Short problem = Look below. Copy each line that has "Contains" in it.

===

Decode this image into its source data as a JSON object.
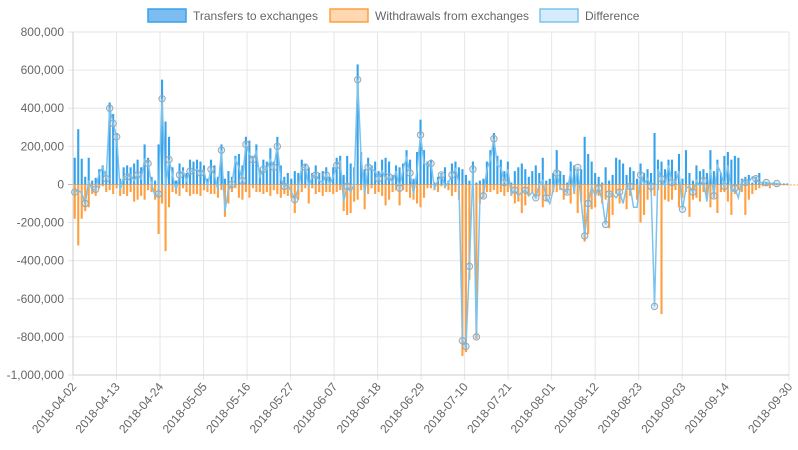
{
  "chart_data": {
    "type": "bar",
    "x_axis": {
      "tick_labels": [
        "2018-04-02",
        "2018-04-13",
        "2018-04-24",
        "2018-05-05",
        "2018-05-16",
        "2018-05-27",
        "2018-06-07",
        "2018-06-18",
        "2018-06-29",
        "2018-07-10",
        "2018-07-21",
        "2018-08-01",
        "2018-08-12",
        "2018-08-23",
        "2018-09-03",
        "2018-09-14",
        "2018-09-30"
      ],
      "start_date": "2018-04-02",
      "end_date": "2018-09-30"
    },
    "y_axis": {
      "ylim": [
        -1000000,
        800000
      ],
      "tick_values": [
        800000,
        600000,
        400000,
        200000,
        0,
        -200000,
        -400000,
        -600000,
        -800000,
        -1000000
      ],
      "tick_labels": [
        "800,000",
        "600,000",
        "400,000",
        "200,000",
        "0",
        "-200,000",
        "-400,000",
        "-600,000",
        "-800,000",
        "-1,000,000"
      ]
    },
    "grid": true,
    "legend_position": "top-center",
    "series": [
      {
        "name": "Transfers to exchanges",
        "kind": "bar",
        "color": "#36a2eb",
        "values": [
          140000,
          290000,
          135000,
          40000,
          140000,
          20000,
          35000,
          80000,
          100000,
          70000,
          430000,
          370000,
          270000,
          30000,
          90000,
          100000,
          90000,
          110000,
          130000,
          90000,
          210000,
          140000,
          40000,
          20000,
          210000,
          550000,
          330000,
          250000,
          90000,
          20000,
          110000,
          90000,
          60000,
          130000,
          120000,
          130000,
          120000,
          100000,
          30000,
          130000,
          100000,
          40000,
          210000,
          30000,
          70000,
          40000,
          150000,
          160000,
          100000,
          250000,
          230000,
          150000,
          210000,
          80000,
          130000,
          120000,
          190000,
          120000,
          250000,
          100000,
          40000,
          60000,
          30000,
          70000,
          60000,
          130000,
          110000,
          90000,
          60000,
          100000,
          60000,
          70000,
          90000,
          40000,
          90000,
          140000,
          150000,
          50000,
          150000,
          110000,
          90000,
          630000,
          170000,
          80000,
          140000,
          100000,
          120000,
          70000,
          130000,
          140000,
          120000,
          50000,
          100000,
          90000,
          110000,
          180000,
          130000,
          30000,
          170000,
          340000,
          180000,
          120000,
          130000,
          10000,
          40000,
          60000,
          90000,
          20000,
          110000,
          120000,
          90000,
          80000,
          50000,
          20000,
          120000,
          10000,
          20000,
          30000,
          120000,
          180000,
          270000,
          150000,
          130000,
          70000,
          120000,
          10000,
          70000,
          90000,
          110000,
          80000,
          40000,
          70000,
          100000,
          60000,
          140000,
          20000,
          30000,
          60000,
          180000,
          70000,
          50000,
          10000,
          120000,
          100000,
          60000,
          80000,
          250000,
          160000,
          120000,
          60000,
          40000,
          10000,
          90000,
          20000,
          50000,
          140000,
          130000,
          110000,
          50000,
          90000,
          70000,
          30000,
          110000,
          60000,
          80000,
          60000,
          270000,
          130000,
          120000,
          80000,
          130000,
          130000,
          70000,
          160000,
          30000,
          180000,
          60000,
          20000,
          100000,
          70000,
          80000,
          60000,
          180000,
          70000,
          130000,
          60000,
          150000,
          170000,
          130000,
          150000,
          140000,
          30000,
          40000,
          50000,
          10000,
          40000,
          60000,
          10000,
          10000,
          10000,
          10000,
          5000,
          5000,
          5000,
          5000
        ]
      },
      {
        "name": "Withdrawals from exchanges",
        "kind": "bar",
        "color": "#ff9f40",
        "values": [
          -180000,
          -320000,
          -180000,
          -140000,
          -120000,
          -50000,
          -60000,
          -20000,
          -10000,
          -40000,
          -30000,
          -50000,
          -20000,
          -60000,
          -50000,
          -60000,
          -40000,
          -90000,
          -80000,
          -60000,
          -80000,
          -30000,
          -40000,
          -80000,
          -260000,
          -100000,
          -350000,
          -120000,
          -40000,
          -50000,
          -60000,
          -20000,
          -40000,
          -60000,
          -50000,
          -50000,
          -60000,
          -30000,
          -40000,
          -50000,
          -50000,
          -70000,
          -30000,
          -170000,
          -100000,
          -40000,
          -20000,
          -70000,
          -80000,
          -40000,
          -70000,
          -20000,
          -40000,
          -40000,
          -50000,
          -40000,
          -60000,
          -30000,
          -50000,
          -70000,
          -50000,
          -60000,
          -70000,
          -150000,
          -80000,
          -40000,
          -20000,
          -100000,
          -20000,
          -50000,
          -40000,
          -60000,
          -40000,
          -40000,
          -50000,
          -40000,
          -30000,
          -140000,
          -160000,
          -150000,
          -90000,
          -80000,
          -30000,
          -130000,
          -50000,
          -20000,
          -50000,
          -40000,
          -60000,
          -110000,
          -80000,
          -40000,
          -30000,
          -110000,
          -30000,
          -40000,
          -70000,
          -80000,
          -100000,
          -120000,
          -70000,
          -20000,
          -20000,
          -30000,
          -40000,
          -10000,
          -20000,
          -30000,
          -60000,
          -40000,
          -80000,
          -900000,
          -880000,
          -500000,
          -40000,
          -810000,
          -100000,
          -70000,
          -40000,
          -40000,
          -30000,
          -50000,
          -40000,
          -60000,
          -40000,
          -60000,
          -100000,
          -90000,
          -150000,
          -110000,
          -60000,
          -40000,
          -70000,
          -60000,
          -120000,
          -90000,
          -60000,
          -40000,
          -40000,
          -30000,
          -80000,
          -50000,
          -100000,
          -50000,
          -150000,
          -90000,
          -300000,
          -260000,
          -130000,
          -120000,
          -60000,
          -100000,
          -80000,
          -230000,
          -160000,
          -50000,
          -100000,
          -30000,
          -130000,
          -60000,
          -30000,
          -80000,
          -200000,
          -160000,
          -80000,
          -40000,
          -60000,
          -30000,
          -680000,
          -80000,
          -90000,
          -80000,
          -30000,
          -120000,
          -70000,
          -40000,
          -170000,
          -80000,
          -70000,
          -90000,
          -40000,
          -60000,
          -120000,
          -70000,
          -150000,
          -40000,
          -40000,
          -90000,
          -160000,
          -50000,
          -30000,
          -40000,
          -160000,
          -80000,
          -50000,
          -30000,
          -20000,
          -10000,
          -10000,
          -20000,
          -5000,
          -5000,
          -5000,
          -5000,
          -5000,
          -5000,
          -5000,
          -5000
        ]
      },
      {
        "name": "Difference",
        "kind": "line",
        "color": "#7cc3ee",
        "values": [
          -40000,
          -30000,
          -45000,
          -100000,
          20000,
          -30000,
          -25000,
          60000,
          90000,
          30000,
          400000,
          320000,
          250000,
          -30000,
          40000,
          40000,
          50000,
          20000,
          50000,
          30000,
          130000,
          110000,
          0,
          -60000,
          -50000,
          450000,
          -20000,
          130000,
          50000,
          -30000,
          50000,
          70000,
          20000,
          70000,
          70000,
          80000,
          60000,
          70000,
          -10000,
          80000,
          50000,
          -30000,
          180000,
          -140000,
          -30000,
          0,
          130000,
          90000,
          20000,
          210000,
          160000,
          130000,
          170000,
          40000,
          80000,
          80000,
          130000,
          90000,
          200000,
          30000,
          -10000,
          0,
          -40000,
          -80000,
          -20000,
          90000,
          90000,
          -10000,
          40000,
          50000,
          20000,
          10000,
          50000,
          0,
          40000,
          100000,
          120000,
          -90000,
          -10000,
          -40000,
          0,
          550000,
          140000,
          -50000,
          90000,
          80000,
          70000,
          30000,
          70000,
          30000,
          40000,
          10000,
          70000,
          -20000,
          80000,
          140000,
          60000,
          -50000,
          70000,
          260000,
          110000,
          100000,
          110000,
          -20000,
          20000,
          50000,
          -10000,
          10000,
          50000,
          80000,
          10000,
          -820000,
          -850000,
          -430000,
          80000,
          -800000,
          -80000,
          -60000,
          80000,
          130000,
          240000,
          100000,
          90000,
          10000,
          80000,
          -50000,
          -30000,
          -60000,
          -40000,
          -30000,
          -60000,
          -40000,
          -70000,
          0,
          20000,
          -70000,
          -100000,
          -30000,
          60000,
          -20000,
          -30000,
          -40000,
          70000,
          -40000,
          90000,
          -90000,
          -270000,
          -100000,
          -10000,
          -60000,
          -20000,
          -80000,
          -210000,
          -50000,
          -50000,
          -70000,
          -40000,
          -100000,
          -10000,
          -10000,
          -120000,
          -120000,
          50000,
          0,
          30000,
          -10000,
          -640000,
          80000,
          30000,
          -10000,
          100000,
          10000,
          10000,
          70000,
          -130000,
          -20000,
          -10000,
          -40000,
          20000,
          -10000,
          20000,
          -90000,
          80000,
          -60000,
          100000,
          60000,
          -10000,
          100000,
          -40000,
          -20000,
          -70000,
          20000,
          10000,
          10000,
          40000,
          30000,
          10000,
          10000,
          10000,
          5000,
          5000,
          5000,
          0
        ]
      }
    ]
  }
}
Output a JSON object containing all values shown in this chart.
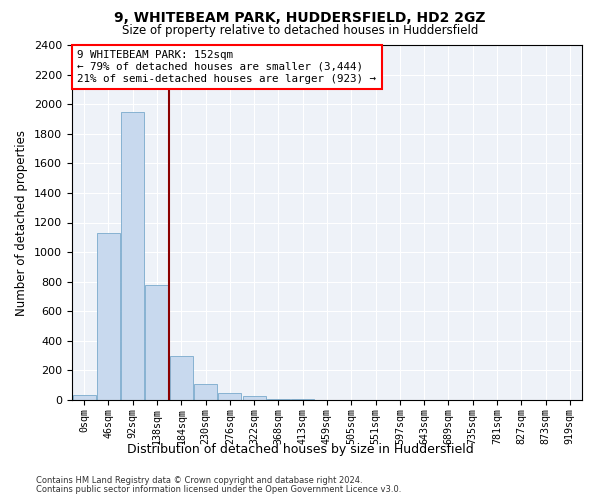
{
  "title": "9, WHITEBEAM PARK, HUDDERSFIELD, HD2 2GZ",
  "subtitle": "Size of property relative to detached houses in Huddersfield",
  "xlabel": "Distribution of detached houses by size in Huddersfield",
  "ylabel": "Number of detached properties",
  "bin_labels": [
    "0sqm",
    "46sqm",
    "92sqm",
    "138sqm",
    "184sqm",
    "230sqm",
    "276sqm",
    "322sqm",
    "368sqm",
    "413sqm",
    "459sqm",
    "505sqm",
    "551sqm",
    "597sqm",
    "643sqm",
    "689sqm",
    "735sqm",
    "781sqm",
    "827sqm",
    "873sqm",
    "919sqm"
  ],
  "bar_heights": [
    35,
    1130,
    1950,
    775,
    300,
    105,
    50,
    25,
    10,
    5,
    3,
    2,
    1,
    1,
    0,
    0,
    0,
    0,
    0,
    0,
    0
  ],
  "bar_color": "#c8d9ee",
  "bar_edge_color": "#7aaacc",
  "ylim": [
    0,
    2400
  ],
  "yticks": [
    0,
    200,
    400,
    600,
    800,
    1000,
    1200,
    1400,
    1600,
    1800,
    2000,
    2200,
    2400
  ],
  "annotation_title": "9 WHITEBEAM PARK: 152sqm",
  "annotation_line1": "← 79% of detached houses are smaller (3,444)",
  "annotation_line2": "21% of semi-detached houses are larger (923) →",
  "footer1": "Contains HM Land Registry data © Crown copyright and database right 2024.",
  "footer2": "Contains public sector information licensed under the Open Government Licence v3.0.",
  "bg_color": "#eef2f8"
}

===

Written response =
  "footer1": "Contains HM Land Registry data © Crown copyright and database right 2024.",
  "footer2": "Contains public sector information licensed under the Open Government Licence v3.0.",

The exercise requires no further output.